● EXERCISE: Your task is to copy each line that has the word "BufferShader".

═══

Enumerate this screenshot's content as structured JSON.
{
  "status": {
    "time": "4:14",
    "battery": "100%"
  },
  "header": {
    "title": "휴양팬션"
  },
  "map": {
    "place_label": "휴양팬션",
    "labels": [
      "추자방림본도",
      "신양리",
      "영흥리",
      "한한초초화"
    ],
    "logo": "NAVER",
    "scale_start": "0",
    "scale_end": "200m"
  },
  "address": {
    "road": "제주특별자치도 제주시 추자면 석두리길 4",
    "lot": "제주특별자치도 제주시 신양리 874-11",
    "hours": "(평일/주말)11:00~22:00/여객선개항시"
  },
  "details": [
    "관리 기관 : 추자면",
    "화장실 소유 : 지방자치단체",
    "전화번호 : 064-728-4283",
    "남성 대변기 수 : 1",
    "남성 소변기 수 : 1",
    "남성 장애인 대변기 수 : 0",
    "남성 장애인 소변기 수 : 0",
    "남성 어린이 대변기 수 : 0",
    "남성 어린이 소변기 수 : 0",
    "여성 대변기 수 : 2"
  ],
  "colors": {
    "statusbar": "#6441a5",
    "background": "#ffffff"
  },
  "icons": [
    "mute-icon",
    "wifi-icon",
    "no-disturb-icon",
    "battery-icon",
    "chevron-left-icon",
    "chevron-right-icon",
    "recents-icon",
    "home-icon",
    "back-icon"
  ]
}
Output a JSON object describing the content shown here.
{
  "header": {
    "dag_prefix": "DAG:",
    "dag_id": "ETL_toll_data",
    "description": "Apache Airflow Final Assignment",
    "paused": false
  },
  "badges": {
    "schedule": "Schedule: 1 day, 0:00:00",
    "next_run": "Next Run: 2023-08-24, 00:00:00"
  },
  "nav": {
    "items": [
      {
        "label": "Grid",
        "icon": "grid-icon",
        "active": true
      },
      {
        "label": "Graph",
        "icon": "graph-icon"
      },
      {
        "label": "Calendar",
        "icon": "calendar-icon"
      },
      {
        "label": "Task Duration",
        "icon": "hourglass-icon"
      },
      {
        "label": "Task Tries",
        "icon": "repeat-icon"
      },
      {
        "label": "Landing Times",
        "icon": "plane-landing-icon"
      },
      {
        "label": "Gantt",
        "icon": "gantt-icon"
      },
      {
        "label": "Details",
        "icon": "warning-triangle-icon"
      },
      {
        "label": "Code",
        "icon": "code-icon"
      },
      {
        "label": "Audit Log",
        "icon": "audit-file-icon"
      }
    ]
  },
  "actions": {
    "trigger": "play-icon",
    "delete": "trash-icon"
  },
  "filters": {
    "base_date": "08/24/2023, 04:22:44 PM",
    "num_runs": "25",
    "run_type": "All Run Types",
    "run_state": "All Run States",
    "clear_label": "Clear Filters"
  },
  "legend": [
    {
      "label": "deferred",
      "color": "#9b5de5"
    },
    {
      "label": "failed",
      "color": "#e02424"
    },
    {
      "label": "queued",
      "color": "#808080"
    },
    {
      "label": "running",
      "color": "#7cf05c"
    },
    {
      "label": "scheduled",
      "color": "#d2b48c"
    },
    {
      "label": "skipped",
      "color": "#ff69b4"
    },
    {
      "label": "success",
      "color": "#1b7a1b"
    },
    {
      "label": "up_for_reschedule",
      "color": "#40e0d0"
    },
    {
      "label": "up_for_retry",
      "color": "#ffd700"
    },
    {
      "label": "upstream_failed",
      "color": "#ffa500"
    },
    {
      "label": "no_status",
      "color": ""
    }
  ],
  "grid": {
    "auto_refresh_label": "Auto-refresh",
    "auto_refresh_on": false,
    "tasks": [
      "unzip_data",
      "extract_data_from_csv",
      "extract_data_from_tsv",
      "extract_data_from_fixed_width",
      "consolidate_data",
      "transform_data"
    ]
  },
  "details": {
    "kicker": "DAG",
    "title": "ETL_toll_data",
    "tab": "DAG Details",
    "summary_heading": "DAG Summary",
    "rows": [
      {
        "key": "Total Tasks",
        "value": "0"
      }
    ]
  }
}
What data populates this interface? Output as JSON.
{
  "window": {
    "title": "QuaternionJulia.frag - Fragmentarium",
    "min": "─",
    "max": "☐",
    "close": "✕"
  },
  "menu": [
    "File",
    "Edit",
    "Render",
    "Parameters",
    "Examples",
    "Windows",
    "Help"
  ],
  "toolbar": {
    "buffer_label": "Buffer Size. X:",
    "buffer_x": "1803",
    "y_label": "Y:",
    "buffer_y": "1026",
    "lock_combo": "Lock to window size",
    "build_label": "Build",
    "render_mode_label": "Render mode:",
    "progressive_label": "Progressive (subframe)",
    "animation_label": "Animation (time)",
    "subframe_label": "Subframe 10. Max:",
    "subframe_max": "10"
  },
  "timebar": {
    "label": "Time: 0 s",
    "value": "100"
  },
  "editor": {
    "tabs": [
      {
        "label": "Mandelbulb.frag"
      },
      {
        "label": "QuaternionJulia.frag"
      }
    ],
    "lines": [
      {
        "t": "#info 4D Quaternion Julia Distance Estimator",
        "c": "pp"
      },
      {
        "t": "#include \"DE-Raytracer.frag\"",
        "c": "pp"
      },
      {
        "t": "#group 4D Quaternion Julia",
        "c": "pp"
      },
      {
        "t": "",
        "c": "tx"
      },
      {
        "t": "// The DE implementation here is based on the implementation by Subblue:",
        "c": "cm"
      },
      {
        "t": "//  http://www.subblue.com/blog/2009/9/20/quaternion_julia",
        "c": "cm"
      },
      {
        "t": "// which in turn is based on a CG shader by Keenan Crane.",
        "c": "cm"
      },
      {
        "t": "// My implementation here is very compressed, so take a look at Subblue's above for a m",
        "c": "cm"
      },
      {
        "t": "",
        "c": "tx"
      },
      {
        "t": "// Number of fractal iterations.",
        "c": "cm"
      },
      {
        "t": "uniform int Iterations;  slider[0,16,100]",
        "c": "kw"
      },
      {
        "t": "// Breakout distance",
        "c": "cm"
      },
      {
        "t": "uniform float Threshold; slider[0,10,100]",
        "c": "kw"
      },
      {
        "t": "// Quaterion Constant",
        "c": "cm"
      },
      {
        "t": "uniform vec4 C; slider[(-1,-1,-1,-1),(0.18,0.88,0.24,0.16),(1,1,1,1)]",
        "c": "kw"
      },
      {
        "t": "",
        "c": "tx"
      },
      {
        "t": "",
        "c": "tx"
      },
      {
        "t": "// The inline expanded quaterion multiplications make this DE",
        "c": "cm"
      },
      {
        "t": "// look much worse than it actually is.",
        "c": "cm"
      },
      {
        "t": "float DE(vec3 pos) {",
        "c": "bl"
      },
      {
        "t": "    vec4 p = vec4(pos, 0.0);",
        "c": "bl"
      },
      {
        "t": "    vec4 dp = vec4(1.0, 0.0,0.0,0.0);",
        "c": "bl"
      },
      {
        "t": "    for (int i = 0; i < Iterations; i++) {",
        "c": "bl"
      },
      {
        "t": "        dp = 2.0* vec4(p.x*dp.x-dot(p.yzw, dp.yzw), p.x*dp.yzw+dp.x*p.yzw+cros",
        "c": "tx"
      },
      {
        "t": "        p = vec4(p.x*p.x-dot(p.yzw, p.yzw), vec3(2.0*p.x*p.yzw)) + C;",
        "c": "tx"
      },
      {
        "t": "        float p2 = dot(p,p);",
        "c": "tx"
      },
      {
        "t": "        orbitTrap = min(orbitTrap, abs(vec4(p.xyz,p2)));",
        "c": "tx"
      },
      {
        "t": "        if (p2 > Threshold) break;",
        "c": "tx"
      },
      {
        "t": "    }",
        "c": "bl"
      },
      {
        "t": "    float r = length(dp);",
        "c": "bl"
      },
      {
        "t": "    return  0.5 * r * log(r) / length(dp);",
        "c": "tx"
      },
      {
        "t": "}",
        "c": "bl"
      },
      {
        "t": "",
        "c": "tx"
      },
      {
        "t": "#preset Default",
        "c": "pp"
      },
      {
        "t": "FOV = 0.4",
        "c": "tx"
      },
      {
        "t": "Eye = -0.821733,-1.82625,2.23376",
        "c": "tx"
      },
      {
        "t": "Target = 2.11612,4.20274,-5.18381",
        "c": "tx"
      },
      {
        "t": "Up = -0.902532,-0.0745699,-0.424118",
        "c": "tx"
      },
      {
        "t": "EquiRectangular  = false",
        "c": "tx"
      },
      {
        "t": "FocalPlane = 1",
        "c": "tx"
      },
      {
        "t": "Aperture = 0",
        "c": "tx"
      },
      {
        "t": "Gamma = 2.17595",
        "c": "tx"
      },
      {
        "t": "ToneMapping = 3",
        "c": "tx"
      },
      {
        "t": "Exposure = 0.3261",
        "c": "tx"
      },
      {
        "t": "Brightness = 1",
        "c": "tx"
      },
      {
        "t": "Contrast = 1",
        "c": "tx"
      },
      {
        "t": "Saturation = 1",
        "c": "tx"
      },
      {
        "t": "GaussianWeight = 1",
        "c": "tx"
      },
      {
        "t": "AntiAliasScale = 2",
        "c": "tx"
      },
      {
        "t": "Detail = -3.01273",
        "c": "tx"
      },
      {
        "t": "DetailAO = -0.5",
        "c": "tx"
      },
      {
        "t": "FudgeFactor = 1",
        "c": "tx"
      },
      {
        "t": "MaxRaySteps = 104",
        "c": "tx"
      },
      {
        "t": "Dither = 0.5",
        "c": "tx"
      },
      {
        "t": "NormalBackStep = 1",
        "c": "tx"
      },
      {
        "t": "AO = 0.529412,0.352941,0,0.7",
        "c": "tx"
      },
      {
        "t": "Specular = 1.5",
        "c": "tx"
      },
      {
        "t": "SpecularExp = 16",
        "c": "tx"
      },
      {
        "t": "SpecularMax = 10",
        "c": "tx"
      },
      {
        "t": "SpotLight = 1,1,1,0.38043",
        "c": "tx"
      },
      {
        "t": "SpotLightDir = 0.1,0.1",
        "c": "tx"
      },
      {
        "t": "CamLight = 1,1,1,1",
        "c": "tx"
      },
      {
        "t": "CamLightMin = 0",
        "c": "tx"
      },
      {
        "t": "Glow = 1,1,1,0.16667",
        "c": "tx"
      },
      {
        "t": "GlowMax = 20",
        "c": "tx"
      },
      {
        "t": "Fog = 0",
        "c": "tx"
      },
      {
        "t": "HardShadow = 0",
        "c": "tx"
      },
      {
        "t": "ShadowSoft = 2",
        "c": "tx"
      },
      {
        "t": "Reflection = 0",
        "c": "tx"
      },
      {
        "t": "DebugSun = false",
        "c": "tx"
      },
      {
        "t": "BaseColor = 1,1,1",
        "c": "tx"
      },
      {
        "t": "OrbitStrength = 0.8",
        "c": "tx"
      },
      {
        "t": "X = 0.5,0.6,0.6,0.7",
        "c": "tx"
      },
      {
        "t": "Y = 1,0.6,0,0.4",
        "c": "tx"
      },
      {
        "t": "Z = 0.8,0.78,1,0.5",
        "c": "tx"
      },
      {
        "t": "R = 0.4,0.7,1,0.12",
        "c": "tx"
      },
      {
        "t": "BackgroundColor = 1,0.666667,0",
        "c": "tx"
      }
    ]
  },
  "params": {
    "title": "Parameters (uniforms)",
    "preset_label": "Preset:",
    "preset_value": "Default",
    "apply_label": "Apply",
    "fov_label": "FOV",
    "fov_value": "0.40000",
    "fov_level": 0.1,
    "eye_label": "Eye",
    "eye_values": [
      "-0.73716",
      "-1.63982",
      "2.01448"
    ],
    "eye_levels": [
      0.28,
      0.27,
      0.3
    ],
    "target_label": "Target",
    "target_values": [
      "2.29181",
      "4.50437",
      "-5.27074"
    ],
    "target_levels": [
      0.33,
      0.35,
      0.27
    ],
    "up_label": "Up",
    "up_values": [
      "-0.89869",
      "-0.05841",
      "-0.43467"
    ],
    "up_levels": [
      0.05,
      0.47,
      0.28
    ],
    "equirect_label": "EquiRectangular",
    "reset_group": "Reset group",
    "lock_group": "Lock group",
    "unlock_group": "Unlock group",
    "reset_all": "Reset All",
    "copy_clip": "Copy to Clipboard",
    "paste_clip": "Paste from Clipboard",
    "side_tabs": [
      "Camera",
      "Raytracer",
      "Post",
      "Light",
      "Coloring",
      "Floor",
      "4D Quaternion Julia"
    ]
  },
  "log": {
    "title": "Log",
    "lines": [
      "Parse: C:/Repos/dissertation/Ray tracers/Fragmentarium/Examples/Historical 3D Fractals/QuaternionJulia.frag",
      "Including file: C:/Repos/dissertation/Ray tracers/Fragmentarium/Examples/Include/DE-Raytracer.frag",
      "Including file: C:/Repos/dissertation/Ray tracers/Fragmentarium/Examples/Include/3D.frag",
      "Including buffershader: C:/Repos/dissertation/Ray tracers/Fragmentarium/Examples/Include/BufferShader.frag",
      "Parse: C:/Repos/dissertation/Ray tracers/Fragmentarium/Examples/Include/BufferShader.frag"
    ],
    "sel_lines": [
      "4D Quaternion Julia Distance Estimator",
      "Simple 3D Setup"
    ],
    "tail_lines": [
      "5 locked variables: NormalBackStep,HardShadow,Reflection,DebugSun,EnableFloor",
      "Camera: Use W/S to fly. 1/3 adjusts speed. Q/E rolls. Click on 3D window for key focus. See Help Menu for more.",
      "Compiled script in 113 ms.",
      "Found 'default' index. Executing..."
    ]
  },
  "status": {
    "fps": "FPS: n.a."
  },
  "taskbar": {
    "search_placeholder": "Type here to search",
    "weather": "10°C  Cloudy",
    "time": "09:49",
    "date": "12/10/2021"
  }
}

═══

● SOLUTION:
      "Including buffershader: C:/Repos/dissertation/Ray tracers/Fragmentarium/Examples/Include/BufferShader.frag",
      "Parse: C:/Repos/dissertation/Ray tracers/Fragmentarium/Examples/Include/BufferShader.frag"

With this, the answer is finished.